WHAT YOU WILL DO =
Return all lines that include the string "萝卜专卖店".

RECORD LIST =

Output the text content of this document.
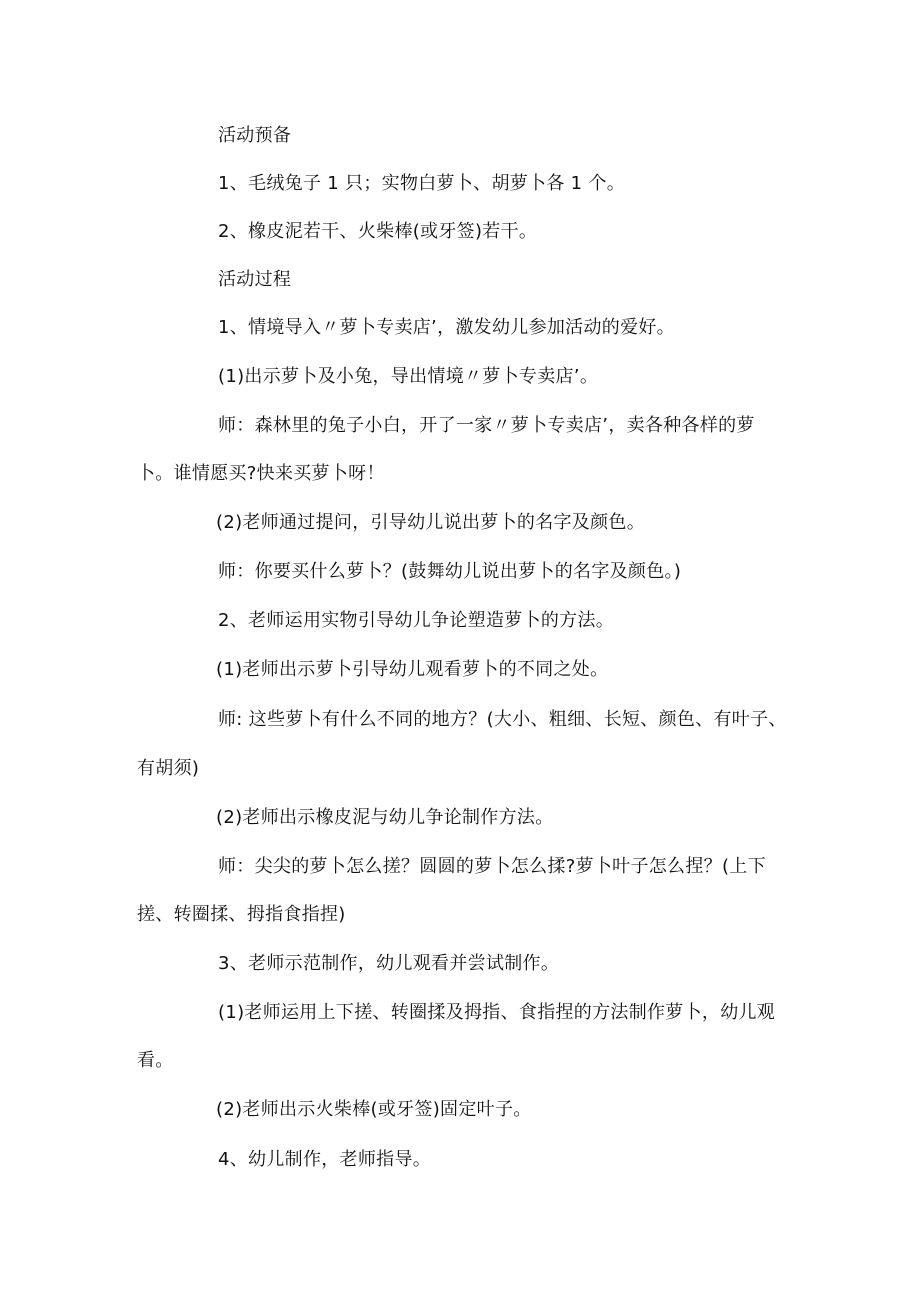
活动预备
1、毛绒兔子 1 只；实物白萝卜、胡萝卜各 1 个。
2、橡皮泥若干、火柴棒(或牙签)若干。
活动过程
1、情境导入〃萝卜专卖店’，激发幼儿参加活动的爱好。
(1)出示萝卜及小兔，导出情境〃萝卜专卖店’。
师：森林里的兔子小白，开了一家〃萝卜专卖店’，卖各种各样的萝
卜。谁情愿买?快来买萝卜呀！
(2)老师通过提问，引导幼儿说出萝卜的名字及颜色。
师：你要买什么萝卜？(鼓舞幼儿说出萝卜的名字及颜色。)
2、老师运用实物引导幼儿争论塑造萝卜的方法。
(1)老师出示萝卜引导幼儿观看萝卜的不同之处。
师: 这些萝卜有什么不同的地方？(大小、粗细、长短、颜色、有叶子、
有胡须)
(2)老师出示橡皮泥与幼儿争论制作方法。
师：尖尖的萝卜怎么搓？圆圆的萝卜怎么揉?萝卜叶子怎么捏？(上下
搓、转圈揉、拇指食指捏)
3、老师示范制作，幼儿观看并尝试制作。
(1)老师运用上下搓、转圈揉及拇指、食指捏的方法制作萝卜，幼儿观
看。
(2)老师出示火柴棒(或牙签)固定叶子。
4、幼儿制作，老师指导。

* * *

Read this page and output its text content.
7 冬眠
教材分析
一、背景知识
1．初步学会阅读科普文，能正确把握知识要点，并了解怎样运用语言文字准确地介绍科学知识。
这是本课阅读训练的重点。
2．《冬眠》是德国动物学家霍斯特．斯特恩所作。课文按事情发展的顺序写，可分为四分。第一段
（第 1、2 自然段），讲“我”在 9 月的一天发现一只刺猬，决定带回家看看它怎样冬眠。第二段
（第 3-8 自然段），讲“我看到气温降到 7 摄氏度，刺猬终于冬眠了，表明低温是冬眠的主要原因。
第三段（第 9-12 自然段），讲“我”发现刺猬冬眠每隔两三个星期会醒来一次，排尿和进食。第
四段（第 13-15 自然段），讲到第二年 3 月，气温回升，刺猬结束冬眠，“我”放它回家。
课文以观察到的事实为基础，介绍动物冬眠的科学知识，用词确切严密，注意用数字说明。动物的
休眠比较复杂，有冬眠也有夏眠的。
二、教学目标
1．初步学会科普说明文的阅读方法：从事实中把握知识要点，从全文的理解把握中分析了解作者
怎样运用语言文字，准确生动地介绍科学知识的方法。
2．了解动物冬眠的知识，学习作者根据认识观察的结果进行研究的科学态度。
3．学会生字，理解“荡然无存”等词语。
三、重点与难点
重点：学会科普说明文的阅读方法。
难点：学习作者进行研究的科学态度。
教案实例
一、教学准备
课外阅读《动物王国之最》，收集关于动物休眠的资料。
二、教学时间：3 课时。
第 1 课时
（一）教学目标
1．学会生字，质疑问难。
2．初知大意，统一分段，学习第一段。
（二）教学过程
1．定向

EXERCISE OUTPUT =
1、情境导入〃萝卜专卖店’，激发幼儿参加活动的爱好。
(1)出示萝卜及小兔，导出情境〃萝卜专卖店’。
师：森林里的兔子小白，开了一家〃萝卜专卖店’，卖各种各样的萝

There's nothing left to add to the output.